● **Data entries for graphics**
------------------------------------------------

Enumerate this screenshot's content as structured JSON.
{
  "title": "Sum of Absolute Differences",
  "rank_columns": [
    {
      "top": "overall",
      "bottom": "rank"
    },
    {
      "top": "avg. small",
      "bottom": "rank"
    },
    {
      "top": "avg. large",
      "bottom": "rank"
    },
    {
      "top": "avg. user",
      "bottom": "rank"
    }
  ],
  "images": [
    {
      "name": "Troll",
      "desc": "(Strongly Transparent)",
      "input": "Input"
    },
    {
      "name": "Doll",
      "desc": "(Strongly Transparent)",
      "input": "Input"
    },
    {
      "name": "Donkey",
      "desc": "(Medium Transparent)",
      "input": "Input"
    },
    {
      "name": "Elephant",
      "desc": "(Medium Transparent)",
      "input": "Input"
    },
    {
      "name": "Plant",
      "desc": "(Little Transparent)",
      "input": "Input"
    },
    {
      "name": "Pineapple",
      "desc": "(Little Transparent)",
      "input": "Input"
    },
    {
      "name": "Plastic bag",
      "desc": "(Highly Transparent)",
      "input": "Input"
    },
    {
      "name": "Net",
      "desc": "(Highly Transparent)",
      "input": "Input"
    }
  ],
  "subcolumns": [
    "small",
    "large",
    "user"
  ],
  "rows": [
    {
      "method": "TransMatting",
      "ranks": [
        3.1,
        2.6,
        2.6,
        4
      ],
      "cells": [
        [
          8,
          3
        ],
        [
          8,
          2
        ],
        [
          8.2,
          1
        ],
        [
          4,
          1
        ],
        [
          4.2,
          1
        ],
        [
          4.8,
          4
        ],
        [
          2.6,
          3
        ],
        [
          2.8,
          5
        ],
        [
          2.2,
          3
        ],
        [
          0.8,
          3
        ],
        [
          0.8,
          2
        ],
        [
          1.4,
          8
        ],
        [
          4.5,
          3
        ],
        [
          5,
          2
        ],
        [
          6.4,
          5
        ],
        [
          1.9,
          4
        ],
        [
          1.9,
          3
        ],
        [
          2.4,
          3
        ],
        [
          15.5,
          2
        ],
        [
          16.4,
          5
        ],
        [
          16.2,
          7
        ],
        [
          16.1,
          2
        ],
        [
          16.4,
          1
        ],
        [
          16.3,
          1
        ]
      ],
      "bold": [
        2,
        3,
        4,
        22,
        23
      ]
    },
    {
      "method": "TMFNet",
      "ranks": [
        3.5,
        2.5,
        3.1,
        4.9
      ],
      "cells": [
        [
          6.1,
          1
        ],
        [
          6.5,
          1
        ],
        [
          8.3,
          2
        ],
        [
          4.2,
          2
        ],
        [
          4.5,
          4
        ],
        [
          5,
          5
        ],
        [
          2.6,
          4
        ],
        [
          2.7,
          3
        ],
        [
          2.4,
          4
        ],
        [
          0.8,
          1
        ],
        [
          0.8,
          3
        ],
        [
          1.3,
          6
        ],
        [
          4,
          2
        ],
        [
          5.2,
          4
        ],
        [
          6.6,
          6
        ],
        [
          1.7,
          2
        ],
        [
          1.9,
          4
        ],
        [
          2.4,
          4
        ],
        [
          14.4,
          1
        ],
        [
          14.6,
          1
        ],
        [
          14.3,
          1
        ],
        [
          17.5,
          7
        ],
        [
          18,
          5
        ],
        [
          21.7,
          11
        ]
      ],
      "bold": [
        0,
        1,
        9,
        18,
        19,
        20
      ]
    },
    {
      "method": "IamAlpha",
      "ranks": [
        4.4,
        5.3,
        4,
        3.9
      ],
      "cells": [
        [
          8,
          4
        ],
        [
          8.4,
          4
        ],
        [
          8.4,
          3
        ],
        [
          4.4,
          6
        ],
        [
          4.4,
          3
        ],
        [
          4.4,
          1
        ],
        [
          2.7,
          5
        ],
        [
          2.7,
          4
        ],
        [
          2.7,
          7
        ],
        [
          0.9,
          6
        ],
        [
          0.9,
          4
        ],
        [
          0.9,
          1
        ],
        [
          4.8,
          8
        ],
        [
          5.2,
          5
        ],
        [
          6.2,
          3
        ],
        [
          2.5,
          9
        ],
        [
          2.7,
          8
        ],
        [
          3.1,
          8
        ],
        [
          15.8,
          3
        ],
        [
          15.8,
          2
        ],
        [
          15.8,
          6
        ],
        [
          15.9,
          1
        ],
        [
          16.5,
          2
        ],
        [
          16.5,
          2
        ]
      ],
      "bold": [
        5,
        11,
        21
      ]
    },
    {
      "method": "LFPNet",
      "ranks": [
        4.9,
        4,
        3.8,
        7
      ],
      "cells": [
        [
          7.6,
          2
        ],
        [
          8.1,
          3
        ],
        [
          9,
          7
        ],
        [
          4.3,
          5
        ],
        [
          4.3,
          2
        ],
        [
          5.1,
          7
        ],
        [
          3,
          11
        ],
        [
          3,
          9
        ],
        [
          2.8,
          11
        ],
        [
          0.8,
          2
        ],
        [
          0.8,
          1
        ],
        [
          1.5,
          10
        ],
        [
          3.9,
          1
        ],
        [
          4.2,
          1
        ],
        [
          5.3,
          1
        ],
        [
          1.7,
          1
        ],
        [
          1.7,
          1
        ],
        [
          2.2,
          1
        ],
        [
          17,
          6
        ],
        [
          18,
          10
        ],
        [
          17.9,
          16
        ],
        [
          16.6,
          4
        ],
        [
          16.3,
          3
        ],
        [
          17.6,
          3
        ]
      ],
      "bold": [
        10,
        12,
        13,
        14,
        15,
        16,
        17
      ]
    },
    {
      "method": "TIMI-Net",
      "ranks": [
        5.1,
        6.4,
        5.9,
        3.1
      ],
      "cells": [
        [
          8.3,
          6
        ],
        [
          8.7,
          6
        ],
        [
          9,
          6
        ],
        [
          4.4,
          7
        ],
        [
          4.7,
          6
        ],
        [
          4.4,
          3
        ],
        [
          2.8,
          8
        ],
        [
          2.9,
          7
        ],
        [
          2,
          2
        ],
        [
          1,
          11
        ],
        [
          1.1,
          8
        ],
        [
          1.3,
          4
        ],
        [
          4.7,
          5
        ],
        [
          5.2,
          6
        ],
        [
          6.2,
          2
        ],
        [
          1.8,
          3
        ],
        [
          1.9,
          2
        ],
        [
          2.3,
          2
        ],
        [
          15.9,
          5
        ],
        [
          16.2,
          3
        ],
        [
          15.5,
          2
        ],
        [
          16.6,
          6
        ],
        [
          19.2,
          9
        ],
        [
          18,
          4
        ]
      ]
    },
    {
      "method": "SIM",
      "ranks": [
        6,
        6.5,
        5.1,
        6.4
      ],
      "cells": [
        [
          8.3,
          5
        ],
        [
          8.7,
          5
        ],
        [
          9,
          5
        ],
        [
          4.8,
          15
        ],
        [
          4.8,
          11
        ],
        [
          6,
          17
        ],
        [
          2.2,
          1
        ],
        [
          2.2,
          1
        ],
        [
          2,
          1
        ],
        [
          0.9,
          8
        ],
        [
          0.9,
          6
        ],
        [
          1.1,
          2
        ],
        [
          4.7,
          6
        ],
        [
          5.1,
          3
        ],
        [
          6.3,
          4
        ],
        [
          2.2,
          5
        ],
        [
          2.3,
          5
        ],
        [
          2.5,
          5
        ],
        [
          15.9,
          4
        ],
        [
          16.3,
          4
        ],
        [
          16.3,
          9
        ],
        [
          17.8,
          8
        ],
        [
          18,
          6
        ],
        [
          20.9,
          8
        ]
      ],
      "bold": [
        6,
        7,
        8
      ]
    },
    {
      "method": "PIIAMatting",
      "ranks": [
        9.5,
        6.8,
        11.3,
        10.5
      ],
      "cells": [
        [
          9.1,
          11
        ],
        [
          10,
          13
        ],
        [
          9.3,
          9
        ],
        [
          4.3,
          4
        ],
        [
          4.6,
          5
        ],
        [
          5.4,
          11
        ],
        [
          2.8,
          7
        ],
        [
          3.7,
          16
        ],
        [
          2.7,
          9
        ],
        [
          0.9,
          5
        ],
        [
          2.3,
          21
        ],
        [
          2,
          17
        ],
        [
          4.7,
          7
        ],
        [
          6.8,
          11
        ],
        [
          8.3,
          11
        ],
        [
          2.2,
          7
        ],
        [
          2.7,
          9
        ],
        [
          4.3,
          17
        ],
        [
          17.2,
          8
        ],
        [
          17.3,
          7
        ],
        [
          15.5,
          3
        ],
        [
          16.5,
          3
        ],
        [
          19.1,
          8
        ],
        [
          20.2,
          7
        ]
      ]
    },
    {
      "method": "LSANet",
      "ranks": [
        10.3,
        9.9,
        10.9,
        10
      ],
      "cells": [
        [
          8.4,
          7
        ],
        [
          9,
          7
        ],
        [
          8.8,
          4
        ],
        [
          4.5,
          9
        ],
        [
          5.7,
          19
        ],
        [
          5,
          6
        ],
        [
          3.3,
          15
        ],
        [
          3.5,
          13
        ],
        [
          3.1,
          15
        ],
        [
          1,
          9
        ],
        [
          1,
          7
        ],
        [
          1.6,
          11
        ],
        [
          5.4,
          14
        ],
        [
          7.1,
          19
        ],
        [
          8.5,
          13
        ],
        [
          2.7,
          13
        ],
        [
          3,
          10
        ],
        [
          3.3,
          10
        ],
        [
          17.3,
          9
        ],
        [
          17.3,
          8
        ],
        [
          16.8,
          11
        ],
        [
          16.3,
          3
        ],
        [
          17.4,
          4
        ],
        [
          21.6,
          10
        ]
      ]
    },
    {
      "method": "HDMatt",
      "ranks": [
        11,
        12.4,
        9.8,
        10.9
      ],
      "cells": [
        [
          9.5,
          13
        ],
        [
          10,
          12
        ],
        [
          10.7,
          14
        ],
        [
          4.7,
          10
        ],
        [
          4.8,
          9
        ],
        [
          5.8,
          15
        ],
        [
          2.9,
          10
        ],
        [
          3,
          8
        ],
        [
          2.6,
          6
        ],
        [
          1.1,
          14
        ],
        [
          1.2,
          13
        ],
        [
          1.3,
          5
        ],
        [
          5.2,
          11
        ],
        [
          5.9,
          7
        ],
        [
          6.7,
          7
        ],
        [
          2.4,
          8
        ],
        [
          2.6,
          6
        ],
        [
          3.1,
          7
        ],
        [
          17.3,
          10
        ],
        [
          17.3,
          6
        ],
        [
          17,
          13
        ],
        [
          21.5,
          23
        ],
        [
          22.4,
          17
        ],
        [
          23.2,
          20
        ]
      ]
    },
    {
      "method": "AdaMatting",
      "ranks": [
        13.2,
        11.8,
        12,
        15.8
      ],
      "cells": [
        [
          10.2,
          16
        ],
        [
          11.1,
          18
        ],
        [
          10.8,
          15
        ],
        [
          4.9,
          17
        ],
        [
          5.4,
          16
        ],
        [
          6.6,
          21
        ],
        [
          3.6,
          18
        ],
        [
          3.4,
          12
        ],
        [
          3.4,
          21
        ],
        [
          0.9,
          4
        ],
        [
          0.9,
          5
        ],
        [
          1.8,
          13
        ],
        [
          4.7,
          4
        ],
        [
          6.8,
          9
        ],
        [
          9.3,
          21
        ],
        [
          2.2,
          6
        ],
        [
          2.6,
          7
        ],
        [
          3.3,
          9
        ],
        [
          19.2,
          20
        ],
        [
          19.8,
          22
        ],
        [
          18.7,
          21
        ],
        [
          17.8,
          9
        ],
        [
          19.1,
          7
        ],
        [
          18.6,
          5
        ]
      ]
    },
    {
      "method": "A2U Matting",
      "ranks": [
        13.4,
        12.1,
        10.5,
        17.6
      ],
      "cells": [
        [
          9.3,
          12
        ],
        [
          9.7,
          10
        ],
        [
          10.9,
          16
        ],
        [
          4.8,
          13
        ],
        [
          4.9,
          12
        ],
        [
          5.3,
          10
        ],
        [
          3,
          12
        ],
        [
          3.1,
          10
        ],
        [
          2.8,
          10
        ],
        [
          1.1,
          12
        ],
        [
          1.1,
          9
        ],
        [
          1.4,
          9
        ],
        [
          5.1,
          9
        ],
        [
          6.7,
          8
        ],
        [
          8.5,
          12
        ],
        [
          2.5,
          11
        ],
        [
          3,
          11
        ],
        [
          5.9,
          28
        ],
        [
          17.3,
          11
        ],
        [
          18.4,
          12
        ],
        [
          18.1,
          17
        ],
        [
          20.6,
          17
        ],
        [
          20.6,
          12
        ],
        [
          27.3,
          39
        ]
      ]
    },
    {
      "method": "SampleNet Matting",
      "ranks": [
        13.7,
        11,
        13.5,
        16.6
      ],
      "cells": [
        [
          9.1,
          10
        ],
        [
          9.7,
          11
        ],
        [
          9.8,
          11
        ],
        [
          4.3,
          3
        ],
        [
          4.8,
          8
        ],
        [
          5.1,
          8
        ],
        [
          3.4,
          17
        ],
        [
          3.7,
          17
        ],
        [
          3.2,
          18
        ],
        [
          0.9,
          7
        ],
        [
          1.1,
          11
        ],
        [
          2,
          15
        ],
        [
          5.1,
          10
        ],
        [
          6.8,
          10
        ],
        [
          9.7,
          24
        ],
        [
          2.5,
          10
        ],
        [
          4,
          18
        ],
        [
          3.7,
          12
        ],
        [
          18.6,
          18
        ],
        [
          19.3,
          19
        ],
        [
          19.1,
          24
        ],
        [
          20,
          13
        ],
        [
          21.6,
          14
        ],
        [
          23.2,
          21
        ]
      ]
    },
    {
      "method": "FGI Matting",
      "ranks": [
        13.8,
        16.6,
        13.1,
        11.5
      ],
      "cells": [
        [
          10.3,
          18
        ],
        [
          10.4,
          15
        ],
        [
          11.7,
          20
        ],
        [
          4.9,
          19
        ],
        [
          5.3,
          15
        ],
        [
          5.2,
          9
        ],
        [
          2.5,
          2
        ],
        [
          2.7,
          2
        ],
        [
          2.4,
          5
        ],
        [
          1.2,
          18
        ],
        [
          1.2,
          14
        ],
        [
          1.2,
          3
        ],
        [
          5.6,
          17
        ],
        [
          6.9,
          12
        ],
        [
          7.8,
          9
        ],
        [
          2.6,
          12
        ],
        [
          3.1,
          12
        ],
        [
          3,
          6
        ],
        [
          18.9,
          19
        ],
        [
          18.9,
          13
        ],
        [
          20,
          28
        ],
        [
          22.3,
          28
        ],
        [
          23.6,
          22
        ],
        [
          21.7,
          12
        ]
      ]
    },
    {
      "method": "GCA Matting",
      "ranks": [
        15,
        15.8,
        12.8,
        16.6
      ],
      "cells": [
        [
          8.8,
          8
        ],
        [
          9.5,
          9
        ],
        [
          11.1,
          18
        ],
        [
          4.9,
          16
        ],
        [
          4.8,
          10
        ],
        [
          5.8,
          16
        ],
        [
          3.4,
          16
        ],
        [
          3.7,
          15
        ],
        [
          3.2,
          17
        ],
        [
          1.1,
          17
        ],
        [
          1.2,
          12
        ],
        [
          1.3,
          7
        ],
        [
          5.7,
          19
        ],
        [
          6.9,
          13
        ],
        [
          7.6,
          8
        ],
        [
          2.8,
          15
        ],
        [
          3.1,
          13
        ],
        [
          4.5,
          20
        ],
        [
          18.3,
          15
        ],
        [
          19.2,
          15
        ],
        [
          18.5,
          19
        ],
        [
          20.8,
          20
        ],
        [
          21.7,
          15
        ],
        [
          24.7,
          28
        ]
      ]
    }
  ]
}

------------------------------------------------

● **What is needed**
Look through the records and gather every line containing "name".

● **Full answer**
      "name": "Troll",
      "name": "Doll",
      "name": "Donkey",
      "name": "Elephant",
      "name": "Plant",
      "name": "Pineapple",
      "name": "Plastic bag",
      "name": "Net",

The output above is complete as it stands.